Write out the listing below from the line containing "Type out the text in this image." to its last line, unaltered, ends included.

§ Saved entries
--------

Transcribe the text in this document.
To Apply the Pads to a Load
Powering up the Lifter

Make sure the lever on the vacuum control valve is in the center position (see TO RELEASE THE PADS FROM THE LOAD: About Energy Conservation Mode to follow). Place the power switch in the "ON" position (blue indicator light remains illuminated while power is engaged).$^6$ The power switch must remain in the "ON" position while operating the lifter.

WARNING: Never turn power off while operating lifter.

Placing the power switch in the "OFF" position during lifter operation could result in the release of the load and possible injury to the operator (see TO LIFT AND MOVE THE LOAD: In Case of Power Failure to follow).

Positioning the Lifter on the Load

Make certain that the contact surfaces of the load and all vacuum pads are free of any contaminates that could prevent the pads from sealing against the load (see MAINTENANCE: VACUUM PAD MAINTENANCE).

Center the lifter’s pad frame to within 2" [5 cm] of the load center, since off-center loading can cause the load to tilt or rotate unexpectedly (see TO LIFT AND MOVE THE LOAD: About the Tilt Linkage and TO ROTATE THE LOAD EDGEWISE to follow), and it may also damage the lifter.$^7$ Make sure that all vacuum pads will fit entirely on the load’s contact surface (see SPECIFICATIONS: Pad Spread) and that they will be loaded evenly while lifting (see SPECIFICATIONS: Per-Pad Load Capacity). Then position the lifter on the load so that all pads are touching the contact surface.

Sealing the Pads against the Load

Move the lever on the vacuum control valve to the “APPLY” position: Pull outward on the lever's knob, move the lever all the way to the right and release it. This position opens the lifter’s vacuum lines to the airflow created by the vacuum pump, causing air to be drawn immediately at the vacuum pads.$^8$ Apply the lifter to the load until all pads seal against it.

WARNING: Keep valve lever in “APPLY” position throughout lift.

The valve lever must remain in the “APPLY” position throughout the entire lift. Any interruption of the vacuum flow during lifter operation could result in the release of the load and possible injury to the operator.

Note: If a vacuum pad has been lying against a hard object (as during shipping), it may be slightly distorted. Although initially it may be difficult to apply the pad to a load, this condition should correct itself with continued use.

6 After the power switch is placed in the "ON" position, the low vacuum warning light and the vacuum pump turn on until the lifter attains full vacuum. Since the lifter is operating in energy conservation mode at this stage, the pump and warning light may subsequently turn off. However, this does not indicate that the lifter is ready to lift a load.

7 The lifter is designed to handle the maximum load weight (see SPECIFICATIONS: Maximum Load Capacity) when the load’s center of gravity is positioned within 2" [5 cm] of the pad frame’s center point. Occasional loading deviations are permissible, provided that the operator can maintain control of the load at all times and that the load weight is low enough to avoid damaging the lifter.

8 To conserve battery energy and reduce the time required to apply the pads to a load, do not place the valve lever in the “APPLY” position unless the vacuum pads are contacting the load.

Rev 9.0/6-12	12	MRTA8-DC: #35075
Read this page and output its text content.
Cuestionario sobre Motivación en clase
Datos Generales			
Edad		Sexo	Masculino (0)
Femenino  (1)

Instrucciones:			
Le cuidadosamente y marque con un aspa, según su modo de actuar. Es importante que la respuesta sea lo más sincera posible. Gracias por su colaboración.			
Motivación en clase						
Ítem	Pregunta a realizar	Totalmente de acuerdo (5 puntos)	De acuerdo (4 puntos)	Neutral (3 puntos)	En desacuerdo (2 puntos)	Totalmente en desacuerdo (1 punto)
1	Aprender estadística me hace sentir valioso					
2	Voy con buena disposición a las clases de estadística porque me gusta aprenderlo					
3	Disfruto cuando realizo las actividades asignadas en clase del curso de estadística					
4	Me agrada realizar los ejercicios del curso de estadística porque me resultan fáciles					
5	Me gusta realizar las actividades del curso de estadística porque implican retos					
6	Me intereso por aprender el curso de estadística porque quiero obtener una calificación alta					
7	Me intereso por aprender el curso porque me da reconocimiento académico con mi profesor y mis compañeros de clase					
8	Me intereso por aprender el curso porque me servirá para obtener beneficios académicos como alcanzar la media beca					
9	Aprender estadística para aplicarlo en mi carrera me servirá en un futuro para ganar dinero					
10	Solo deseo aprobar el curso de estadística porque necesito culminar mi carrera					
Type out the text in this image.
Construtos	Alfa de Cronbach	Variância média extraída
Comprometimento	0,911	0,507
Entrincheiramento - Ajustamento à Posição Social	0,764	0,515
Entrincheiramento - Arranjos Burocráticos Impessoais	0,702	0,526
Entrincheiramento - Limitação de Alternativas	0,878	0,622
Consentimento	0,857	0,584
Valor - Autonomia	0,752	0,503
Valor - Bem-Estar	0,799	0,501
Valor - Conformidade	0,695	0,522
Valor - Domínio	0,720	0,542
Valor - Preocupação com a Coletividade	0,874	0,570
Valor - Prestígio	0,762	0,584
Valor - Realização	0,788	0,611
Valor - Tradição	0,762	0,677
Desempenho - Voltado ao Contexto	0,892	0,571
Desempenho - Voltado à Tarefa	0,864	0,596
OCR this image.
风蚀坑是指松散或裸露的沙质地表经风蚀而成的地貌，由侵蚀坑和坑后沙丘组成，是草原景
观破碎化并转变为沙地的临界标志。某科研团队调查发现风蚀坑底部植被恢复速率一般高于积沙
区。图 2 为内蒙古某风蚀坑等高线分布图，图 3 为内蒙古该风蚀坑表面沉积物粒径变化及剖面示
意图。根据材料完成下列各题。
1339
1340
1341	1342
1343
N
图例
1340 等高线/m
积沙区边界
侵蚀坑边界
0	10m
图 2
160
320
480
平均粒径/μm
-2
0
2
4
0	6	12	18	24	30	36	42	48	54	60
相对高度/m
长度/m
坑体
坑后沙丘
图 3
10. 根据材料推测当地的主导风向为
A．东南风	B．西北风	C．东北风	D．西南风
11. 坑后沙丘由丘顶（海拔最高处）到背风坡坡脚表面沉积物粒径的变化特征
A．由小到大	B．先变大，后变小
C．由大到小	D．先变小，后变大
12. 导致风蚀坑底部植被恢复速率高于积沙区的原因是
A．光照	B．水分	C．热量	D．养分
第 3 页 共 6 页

--------

§ Finished exercise
Type out the text in this image.
Construtos	Alfa de Cronbach	Variância média extraída
Comprometimento	0,911	0,507
Entrincheiramento - Ajustamento à Posição Social	0,764	0,515
Entrincheiramento - Arranjos Burocráticos Impessoais	0,702	0,526
Entrincheiramento - Limitação de Alternativas	0,878	0,622
Consentimento	0,857	0,584
Valor - Autonomia	0,752	0,503
Valor - Bem-Estar	0,799	0,501
Valor - Conformidade	0,695	0,522
Valor - Domínio	0,720	0,542
Valor - Preocupação com a Coletividade	0,874	0,570
Valor - Prestígio	0,762	0,584
Valor - Realização	0,788	0,611
Valor - Tradição	0,762	0,677
Desempenho - Voltado ao Contexto	0,892	0,571
Desempenho - Voltado à Tarefa	0,864	0,596
OCR this image.
风蚀坑是指松散或裸露的沙质地表经风蚀而成的地貌，由侵蚀坑和坑后沙丘组成，是草原景
观破碎化并转变为沙地的临界标志。某科研团队调查发现风蚀坑底部植被恢复速率一般高于积沙
区。图 2 为内蒙古某风蚀坑等高线分布图，图 3 为内蒙古该风蚀坑表面沉积物粒径变化及剖面示
意图。根据材料完成下列各题。
1339
1340
1341	1342
1343
N
图例
1340 等高线/m
积沙区边界
侵蚀坑边界
0	10m
图 2
160
320
480
平均粒径/μm
-2
0
2
4
0	6	12	18	24	30	36	42	48	54	60
相对高度/m
长度/m
坑体
坑后沙丘
图 3
10. 根据材料推测当地的主导风向为
A．东南风	B．西北风	C．东北风	D．西南风
11. 坑后沙丘由丘顶（海拔最高处）到背风坡坡脚表面沉积物粒径的变化特征
A．由小到大	B．先变大，后变小
C．由大到小	D．先变小，后变大
12. 导致风蚀坑底部植被恢复速率高于积沙区的原因是
A．光照	B．水分	C．热量	D．养分
第 3 页 共 6 页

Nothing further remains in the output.